## Items
- - - - - - -

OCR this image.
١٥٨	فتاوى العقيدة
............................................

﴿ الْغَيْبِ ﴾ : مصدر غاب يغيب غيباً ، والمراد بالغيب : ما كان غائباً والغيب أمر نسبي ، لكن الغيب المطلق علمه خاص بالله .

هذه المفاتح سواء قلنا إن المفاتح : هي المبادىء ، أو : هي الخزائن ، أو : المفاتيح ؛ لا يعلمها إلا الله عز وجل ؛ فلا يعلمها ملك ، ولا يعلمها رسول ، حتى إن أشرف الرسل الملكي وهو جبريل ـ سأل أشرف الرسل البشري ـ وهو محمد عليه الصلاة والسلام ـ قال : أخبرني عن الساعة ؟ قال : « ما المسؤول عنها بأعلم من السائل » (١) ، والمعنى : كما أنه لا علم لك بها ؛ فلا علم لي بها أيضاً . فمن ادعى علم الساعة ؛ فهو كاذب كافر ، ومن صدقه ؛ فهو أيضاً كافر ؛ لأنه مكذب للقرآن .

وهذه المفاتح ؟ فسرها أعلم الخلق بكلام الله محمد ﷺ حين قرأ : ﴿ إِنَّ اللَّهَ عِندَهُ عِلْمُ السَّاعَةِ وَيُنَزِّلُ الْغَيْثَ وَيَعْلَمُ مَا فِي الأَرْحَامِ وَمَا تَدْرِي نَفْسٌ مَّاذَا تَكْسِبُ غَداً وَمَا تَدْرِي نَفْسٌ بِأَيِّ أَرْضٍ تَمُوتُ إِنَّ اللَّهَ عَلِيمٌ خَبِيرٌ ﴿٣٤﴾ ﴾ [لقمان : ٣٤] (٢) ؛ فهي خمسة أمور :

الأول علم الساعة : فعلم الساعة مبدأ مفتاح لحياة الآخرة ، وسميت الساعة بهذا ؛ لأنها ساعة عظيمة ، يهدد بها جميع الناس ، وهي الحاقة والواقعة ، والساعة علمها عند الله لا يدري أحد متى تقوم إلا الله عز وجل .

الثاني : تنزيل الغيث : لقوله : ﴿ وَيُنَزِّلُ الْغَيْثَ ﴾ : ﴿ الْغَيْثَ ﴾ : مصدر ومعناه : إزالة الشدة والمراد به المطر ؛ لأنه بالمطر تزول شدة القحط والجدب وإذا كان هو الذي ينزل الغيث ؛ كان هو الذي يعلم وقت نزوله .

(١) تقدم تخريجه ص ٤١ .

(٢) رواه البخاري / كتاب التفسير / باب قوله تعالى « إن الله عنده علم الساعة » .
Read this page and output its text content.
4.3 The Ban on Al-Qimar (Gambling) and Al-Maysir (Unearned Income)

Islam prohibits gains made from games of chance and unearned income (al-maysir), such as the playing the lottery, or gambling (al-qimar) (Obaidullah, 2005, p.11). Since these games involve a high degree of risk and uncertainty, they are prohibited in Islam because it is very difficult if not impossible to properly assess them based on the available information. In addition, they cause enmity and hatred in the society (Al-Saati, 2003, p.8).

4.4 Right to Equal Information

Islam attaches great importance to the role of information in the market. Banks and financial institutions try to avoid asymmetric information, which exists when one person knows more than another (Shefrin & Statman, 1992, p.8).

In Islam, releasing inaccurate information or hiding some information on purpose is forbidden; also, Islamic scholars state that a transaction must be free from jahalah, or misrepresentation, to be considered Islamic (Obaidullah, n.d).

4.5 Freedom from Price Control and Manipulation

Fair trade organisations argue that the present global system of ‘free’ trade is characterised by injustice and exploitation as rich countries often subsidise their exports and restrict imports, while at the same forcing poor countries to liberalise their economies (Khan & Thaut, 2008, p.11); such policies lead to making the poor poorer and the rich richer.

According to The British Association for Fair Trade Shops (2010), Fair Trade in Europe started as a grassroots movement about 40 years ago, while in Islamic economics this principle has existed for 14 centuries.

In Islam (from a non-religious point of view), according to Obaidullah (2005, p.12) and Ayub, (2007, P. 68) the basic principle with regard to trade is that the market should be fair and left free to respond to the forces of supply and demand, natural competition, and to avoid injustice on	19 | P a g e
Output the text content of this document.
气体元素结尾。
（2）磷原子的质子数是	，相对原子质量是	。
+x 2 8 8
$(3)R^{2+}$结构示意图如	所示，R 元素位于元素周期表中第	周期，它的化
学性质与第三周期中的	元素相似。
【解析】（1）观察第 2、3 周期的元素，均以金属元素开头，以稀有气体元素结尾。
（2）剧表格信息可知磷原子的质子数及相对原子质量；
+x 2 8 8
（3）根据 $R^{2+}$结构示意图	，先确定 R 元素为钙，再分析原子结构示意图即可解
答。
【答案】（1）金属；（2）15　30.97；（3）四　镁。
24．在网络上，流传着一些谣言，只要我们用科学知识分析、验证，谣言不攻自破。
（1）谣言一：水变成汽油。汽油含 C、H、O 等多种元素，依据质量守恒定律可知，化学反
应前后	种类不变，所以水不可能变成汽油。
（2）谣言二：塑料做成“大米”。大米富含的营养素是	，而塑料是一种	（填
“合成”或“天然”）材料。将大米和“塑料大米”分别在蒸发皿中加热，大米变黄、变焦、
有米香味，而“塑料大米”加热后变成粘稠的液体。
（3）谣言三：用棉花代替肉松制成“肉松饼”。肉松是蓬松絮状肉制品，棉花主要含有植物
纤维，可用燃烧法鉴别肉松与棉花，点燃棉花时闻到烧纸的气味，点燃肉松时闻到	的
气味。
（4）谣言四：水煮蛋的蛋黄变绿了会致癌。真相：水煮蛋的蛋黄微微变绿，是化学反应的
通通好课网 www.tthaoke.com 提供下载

- - - - - - -

## Exercise task
Every line containing the string "this" must be listed.

## Written answer
OCR this image.
Read this page and output its text content.
According to The British Association for Fair Trade Shops (2010), Fair Trade in Europe started as a grassroots movement about 40 years ago, while in Islamic economics this principle has existed for 14 centuries.
Output the text content of this document.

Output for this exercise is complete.